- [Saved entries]

# # # #

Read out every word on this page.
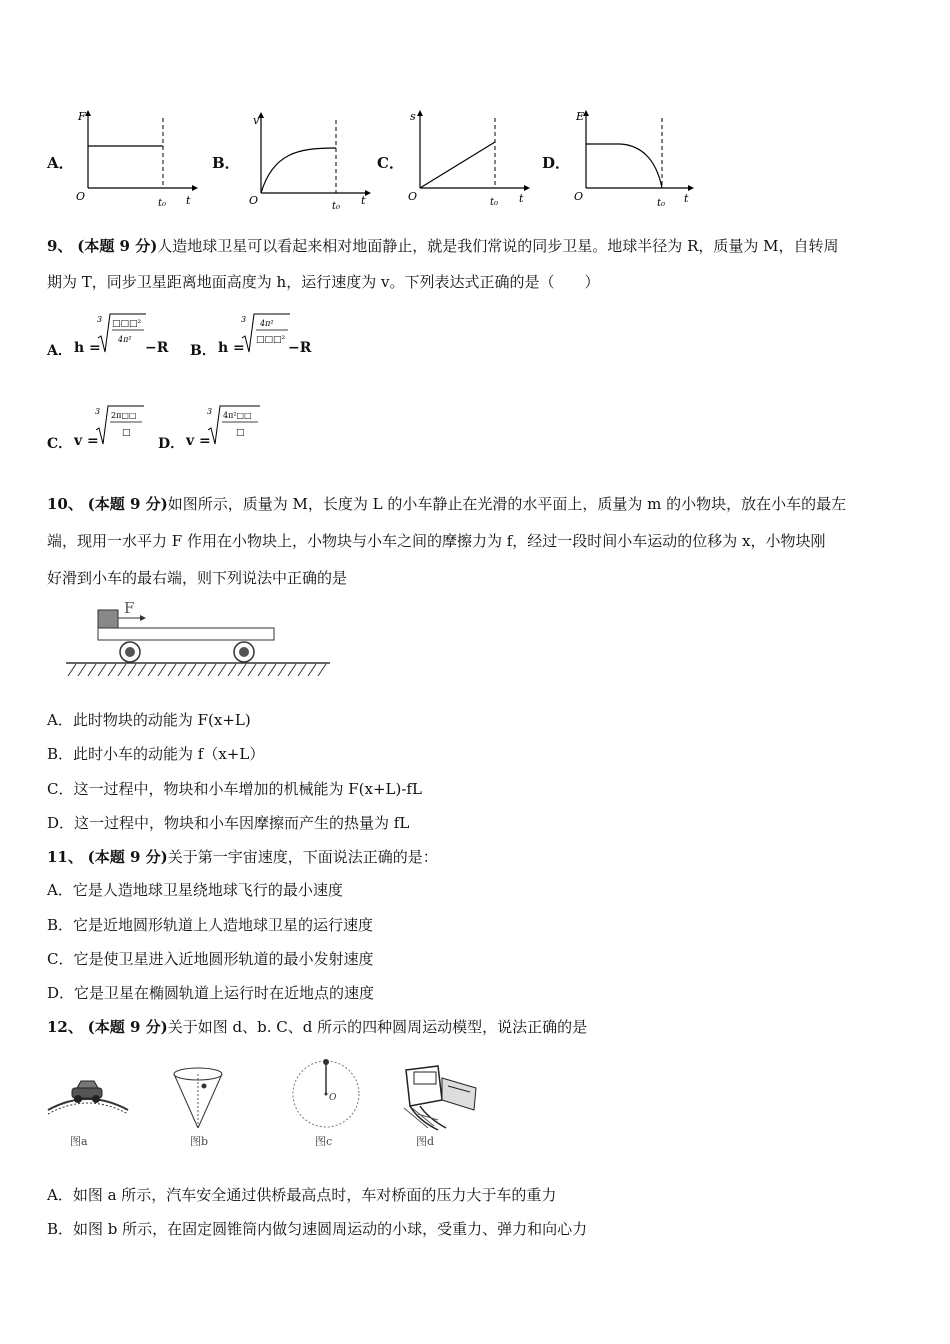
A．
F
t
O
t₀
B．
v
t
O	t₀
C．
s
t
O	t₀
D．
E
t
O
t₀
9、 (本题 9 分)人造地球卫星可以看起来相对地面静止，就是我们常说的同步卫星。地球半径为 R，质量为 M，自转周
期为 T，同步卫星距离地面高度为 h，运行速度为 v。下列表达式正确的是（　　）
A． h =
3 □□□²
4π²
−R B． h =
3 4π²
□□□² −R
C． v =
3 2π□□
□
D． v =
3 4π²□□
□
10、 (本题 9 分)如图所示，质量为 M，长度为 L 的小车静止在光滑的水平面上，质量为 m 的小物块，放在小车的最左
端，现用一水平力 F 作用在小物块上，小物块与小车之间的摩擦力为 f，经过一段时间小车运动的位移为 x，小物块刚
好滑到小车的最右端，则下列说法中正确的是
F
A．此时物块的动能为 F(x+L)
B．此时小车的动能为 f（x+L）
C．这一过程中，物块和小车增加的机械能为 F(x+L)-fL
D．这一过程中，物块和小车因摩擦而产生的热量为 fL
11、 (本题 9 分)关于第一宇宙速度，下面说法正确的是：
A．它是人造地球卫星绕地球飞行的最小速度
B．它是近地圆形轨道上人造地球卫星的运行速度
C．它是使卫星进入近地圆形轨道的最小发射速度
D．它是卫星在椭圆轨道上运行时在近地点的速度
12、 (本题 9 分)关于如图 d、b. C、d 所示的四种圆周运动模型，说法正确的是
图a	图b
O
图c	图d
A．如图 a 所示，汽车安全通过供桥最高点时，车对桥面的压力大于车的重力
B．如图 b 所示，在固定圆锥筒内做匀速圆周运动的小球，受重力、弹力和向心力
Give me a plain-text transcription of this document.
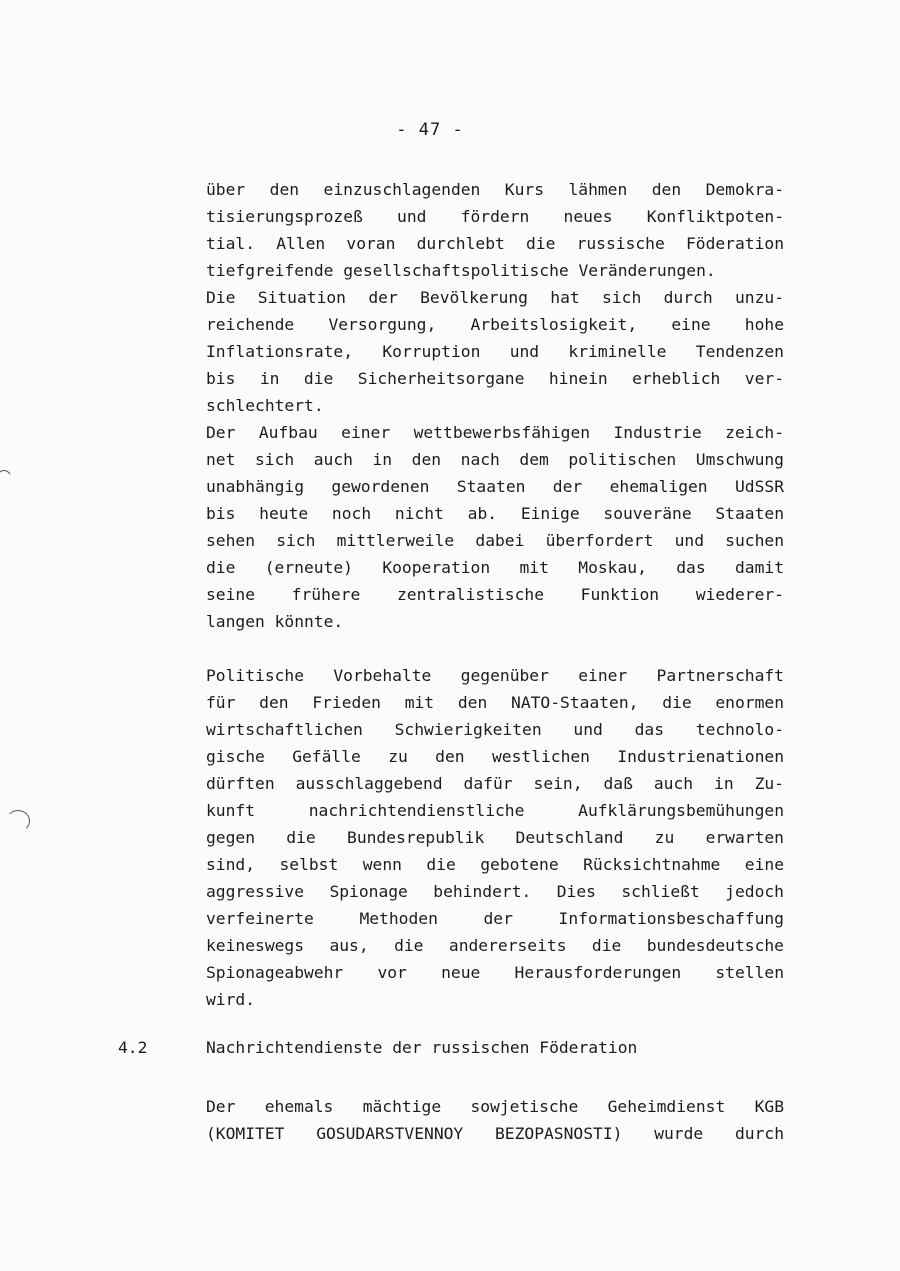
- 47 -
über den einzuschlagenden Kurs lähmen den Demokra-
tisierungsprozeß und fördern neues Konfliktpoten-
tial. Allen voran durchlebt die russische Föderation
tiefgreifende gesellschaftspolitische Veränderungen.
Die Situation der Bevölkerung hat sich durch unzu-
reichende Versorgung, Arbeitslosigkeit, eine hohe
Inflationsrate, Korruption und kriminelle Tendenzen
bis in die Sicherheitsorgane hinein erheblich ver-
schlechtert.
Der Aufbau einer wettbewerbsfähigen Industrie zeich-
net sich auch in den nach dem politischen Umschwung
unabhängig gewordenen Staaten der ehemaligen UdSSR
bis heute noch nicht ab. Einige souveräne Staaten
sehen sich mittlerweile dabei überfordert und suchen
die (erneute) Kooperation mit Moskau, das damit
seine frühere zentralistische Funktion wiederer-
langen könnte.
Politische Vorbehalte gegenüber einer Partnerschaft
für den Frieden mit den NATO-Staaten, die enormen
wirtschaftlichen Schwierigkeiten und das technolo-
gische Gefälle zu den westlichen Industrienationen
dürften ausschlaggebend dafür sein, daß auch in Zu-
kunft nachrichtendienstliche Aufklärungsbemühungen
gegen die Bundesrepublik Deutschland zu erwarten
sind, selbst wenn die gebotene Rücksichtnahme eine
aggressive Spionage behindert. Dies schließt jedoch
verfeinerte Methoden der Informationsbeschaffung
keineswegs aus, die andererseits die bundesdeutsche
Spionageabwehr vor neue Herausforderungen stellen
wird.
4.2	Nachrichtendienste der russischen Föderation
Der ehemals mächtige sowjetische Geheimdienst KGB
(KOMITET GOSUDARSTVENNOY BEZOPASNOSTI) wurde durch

# # # #

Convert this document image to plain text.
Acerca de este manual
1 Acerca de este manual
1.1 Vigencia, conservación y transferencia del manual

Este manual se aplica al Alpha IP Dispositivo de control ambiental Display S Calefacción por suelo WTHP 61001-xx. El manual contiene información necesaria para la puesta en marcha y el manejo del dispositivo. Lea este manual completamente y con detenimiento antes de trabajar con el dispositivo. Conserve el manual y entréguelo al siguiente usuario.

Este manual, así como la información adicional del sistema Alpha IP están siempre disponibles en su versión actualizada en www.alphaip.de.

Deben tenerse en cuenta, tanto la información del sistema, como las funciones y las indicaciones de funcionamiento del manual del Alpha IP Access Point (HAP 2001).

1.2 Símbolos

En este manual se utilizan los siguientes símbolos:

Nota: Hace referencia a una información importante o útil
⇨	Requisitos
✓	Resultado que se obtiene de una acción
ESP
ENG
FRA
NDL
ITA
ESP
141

# # # #

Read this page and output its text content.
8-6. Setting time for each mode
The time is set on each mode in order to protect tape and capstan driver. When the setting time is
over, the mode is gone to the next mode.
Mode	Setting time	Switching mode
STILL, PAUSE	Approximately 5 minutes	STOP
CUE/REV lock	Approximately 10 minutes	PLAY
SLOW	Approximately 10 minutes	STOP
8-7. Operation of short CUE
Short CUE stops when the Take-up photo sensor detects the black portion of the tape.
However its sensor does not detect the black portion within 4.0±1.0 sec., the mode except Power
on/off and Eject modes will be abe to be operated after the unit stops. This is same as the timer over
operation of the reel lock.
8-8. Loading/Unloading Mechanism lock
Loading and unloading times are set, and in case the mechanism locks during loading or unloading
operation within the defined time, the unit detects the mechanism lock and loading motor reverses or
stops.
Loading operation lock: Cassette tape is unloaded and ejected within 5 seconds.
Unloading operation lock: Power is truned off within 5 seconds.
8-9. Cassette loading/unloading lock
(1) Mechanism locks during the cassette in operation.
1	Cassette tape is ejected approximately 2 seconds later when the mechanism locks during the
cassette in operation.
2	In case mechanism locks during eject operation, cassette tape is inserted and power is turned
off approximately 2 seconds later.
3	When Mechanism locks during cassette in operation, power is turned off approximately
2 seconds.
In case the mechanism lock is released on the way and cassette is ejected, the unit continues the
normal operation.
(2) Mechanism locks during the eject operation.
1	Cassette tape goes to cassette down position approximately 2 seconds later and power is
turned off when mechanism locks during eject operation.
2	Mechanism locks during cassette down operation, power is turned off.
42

# # # #

Find each line holding the word "tape" and copy it.

The time is set on each mode in order to protect tape and capstan driver. When the setting time is
Short CUE stops when the Take-up photo sensor detects the black portion of the tape.
Loading operation lock: Cassette tape is unloaded and ejected within 5 seconds.
1	Cassette tape is ejected approximately 2 seconds later when the mechanism locks during the
2	In case mechanism locks during eject operation, cassette tape is inserted and power is turned
1	Cassette tape goes to cassette down position approximately 2 seconds later and power is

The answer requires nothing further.